• [WHAT TO WORK ON] Pull out every line below that contains the word "this".

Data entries

____________________

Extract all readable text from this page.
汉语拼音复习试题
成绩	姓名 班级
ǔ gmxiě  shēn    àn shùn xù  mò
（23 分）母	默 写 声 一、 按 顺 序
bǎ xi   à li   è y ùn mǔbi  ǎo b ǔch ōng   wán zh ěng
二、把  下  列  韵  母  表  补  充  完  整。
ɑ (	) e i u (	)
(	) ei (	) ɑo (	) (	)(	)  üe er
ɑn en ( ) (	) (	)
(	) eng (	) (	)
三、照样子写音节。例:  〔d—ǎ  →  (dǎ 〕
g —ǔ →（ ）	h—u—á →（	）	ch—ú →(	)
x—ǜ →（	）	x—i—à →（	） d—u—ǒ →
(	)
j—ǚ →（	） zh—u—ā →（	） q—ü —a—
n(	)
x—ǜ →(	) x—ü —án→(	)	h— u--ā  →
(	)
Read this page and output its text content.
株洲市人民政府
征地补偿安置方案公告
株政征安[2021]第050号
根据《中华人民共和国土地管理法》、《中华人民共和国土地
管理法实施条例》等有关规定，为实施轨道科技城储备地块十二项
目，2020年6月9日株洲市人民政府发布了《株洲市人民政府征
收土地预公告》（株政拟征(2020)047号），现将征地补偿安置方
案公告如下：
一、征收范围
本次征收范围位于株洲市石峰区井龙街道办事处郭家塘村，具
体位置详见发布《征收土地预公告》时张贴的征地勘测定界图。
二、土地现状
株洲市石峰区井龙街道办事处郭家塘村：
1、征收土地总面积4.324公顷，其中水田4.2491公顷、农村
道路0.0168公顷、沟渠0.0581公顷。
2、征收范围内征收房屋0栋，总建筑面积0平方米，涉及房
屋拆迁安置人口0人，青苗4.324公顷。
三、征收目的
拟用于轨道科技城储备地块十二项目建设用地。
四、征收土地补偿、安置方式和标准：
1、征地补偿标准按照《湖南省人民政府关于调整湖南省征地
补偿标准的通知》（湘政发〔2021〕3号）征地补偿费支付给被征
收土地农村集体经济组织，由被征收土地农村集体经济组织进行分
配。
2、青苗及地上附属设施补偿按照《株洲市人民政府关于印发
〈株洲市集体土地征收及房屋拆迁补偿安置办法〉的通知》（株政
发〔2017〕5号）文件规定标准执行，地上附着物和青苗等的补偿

____________________

• [ANSWER FOR THE TASK]
Extract all readable text from this page.
Read this page and output its text content.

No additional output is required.